§ **Written request**
Each record is to be printed again precisely as it reads.

§ **Data entries for graphics**
'''
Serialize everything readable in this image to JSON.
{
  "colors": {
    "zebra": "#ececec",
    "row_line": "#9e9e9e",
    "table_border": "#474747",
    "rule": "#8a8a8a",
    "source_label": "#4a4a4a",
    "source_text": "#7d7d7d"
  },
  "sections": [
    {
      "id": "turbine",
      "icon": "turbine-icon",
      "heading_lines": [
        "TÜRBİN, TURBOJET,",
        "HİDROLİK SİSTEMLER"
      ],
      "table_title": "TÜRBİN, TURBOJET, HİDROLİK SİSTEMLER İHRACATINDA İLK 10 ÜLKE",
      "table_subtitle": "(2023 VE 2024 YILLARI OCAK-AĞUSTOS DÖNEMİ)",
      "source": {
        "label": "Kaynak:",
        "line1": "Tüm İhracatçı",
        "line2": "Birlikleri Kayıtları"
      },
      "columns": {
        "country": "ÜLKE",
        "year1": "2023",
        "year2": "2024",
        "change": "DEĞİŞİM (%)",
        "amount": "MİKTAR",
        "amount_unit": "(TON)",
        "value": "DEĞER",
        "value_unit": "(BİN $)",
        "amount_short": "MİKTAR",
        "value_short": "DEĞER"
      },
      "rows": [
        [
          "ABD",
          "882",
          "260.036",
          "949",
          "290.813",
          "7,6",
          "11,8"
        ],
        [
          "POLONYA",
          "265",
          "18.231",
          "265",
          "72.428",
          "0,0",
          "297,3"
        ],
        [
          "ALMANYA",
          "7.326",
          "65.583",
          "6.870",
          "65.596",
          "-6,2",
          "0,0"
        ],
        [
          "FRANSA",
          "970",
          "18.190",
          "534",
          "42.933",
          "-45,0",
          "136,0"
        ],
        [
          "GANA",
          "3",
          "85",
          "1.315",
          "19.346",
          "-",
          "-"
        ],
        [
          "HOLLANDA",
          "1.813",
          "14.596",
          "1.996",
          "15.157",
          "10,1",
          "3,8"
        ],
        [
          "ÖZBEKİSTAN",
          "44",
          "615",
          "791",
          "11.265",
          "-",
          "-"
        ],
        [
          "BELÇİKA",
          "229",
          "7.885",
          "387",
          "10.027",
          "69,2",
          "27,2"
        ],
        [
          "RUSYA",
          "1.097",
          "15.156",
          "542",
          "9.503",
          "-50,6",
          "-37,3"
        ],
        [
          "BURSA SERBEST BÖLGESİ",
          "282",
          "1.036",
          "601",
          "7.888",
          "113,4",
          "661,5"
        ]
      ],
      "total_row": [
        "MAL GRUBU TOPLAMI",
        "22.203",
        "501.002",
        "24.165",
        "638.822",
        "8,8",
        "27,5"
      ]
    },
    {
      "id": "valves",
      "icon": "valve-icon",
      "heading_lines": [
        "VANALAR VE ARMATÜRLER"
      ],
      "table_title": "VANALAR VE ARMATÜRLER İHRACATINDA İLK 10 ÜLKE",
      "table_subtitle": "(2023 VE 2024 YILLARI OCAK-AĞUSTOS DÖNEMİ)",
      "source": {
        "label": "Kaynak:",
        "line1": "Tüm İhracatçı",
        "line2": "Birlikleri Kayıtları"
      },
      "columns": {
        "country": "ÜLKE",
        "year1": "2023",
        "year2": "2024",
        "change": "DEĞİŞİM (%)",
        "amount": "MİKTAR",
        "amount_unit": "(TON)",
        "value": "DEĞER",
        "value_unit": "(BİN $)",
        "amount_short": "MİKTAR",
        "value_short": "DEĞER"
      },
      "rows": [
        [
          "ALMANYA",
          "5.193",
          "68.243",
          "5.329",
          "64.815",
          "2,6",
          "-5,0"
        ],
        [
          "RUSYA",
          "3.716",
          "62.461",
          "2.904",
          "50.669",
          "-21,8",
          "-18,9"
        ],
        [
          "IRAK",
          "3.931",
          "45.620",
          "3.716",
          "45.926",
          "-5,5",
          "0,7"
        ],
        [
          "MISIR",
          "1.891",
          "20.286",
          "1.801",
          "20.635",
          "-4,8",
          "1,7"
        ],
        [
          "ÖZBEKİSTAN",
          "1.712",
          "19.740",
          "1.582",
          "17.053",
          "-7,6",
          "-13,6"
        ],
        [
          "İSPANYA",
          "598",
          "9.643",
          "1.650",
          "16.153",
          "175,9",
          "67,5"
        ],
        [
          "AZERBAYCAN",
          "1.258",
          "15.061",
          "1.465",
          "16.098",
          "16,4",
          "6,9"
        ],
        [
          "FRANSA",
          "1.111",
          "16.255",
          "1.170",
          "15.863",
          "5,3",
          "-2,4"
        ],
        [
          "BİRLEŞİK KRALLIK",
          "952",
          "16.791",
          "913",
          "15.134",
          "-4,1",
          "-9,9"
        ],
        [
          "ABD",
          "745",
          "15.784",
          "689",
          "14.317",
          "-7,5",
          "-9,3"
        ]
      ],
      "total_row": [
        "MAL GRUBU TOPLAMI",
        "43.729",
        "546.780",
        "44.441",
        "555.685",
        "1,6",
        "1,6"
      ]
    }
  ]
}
'''
§ **Answer to the task**
Serialize everything readable in this image to JSON.
{
  "colors": {
    "zebra": "#ececec",
    "row_line": "#9e9e9e",
    "table_border": "#474747",
    "rule": "#8a8a8a",
    "source_label": "#4a4a4a",
    "source_text": "#7d7d7d"
  },
  "sections": [
    {
      "id": "turbine",
      "icon": "turbine-icon",
      "heading_lines": [
        "TÜRBİN, TURBOJET,",
        "HİDROLİK SİSTEMLER"
      ],
      "table_title": "TÜRBİN, TURBOJET, HİDROLİK SİSTEMLER İHRACATINDA İLK 10 ÜLKE",
      "table_subtitle": "(2023 VE 2024 YILLARI OCAK-AĞUSTOS DÖNEMİ)",
      "source": {
        "label": "Kaynak:",
        "line1": "Tüm İhracatçı",
        "line2": "Birlikleri Kayıtları"
      },
      "columns": {
        "country": "ÜLKE",
        "year1": "2023",
        "year2": "2024",
        "change": "DEĞİŞİM (%)",
        "amount": "MİKTAR",
        "amount_unit": "(TON)",
        "value": "DEĞER",
        "value_unit": "(BİN $)",
        "amount_short": "MİKTAR",
        "value_short": "DEĞER"
      },
      "rows": [
        [
          "ABD",
          "882",
          "260.036",
          "949",
          "290.813",
          "7,6",
          "11,8"
        ],
        [
          "POLONYA",
          "265",
          "18.231",
          "265",
          "72.428",
          "0,0",
          "297,3"
        ],
        [
          "ALMANYA",
          "7.326",
          "65.583",
          "6.870",
          "65.596",
          "-6,2",
          "0,0"
        ],
        [
          "FRANSA",
          "970",
          "18.190",
          "534",
          "42.933",
          "-45,0",
          "136,0"
        ],
        [
          "GANA",
          "3",
          "85",
          "1.315",
          "19.346",
          "-",
          "-"
        ],
        [
          "HOLLANDA",
          "1.813",
          "14.596",
          "1.996",
          "15.157",
          "10,1",
          "3,8"
        ],
        [
          "ÖZBEKİSTAN",
          "44",
          "615",
          "791",
          "11.265",
          "-",
          "-"
        ],
        [
          "BELÇİKA",
          "229",
          "7.885",
          "387",
          "10.027",
          "69,2",
          "27,2"
        ],
        [
          "RUSYA",
          "1.097",
          "15.156",
          "542",
          "9.503",
          "-50,6",
          "-37,3"
        ],
        [
          "BURSA SERBEST BÖLGESİ",
          "282",
          "1.036",
          "601",
          "7.888",
          "113,4",
          "661,5"
        ]
      ],
      "total_row": [
        "MAL GRUBU TOPLAMI",
        "22.203",
        "501.002",
        "24.165",
        "638.822",
        "8,8",
        "27,5"
      ]
    },
    {
      "id": "valves",
      "icon": "valve-icon",
      "heading_lines": [
        "VANALAR VE ARMATÜRLER"
      ],
      "table_title": "VANALAR VE ARMATÜRLER İHRACATINDA İLK 10 ÜLKE",
      "table_subtitle": "(2023 VE 2024 YILLARI OCAK-AĞUSTOS DÖNEMİ)",
      "source": {
        "label": "Kaynak:",
        "line1": "Tüm İhracatçı",
        "line2": "Birlikleri Kayıtları"
      },
      "columns": {
        "country": "ÜLKE",
        "year1": "2023",
        "year2": "2024",
        "change": "DEĞİŞİM (%)",
        "amount": "MİKTAR",
        "amount_unit": "(TON)",
        "value": "DEĞER",
        "value_unit": "(BİN $)",
        "amount_short": "MİKTAR",
        "value_short": "DEĞER"
      },
      "rows": [
        [
          "ALMANYA",
          "5.193",
          "68.243",
          "5.329",
          "64.815",
          "2,6",
          "-5,0"
        ],
        [
          "RUSYA",
          "3.716",
          "62.461",
          "2.904",
          "50.669",
          "-21,8",
          "-18,9"
        ],
        [
          "IRAK",
          "3.931",
          "45.620",
          "3.716",
          "45.926",
          "-5,5",
          "0,7"
        ],
        [
          "MISIR",
          "1.891",
          "20.286",
          "1.801",
          "20.635",
          "-4,8",
          "1,7"
        ],
        [
          "ÖZBEKİSTAN",
          "1.712",
          "19.740",
          "1.582",
          "17.053",
          "-7,6",
          "-13,6"
        ],
        [
          "İSPANYA",
          "598",
          "9.643",
          "1.650",
          "16.153",
          "175,9",
          "67,5"
        ],
        [
          "AZERBAYCAN",
          "1.258",
          "15.061",
          "1.465",
          "16.098",
          "16,4",
          "6,9"
        ],
        [
          "FRANSA",
          "1.111",
          "16.255",
          "1.170",
          "15.863",
          "5,3",
          "-2,4"
        ],
        [
          "BİRLEŞİK KRALLIK",
          "952",
          "16.791",
          "913",
          "15.134",
          "-4,1",
          "-9,9"
        ],
        [
          "ABD",
          "745",
          "15.784",
          "689",
          "14.317",
          "-7,5",
          "-9,3"
        ]
      ],
      "total_row": [
        "MAL GRUBU TOPLAMI",
        "43.729",
        "546.780",
        "44.441",
        "555.685",
        "1,6",
        "1,6"
      ]
    }
  ]
}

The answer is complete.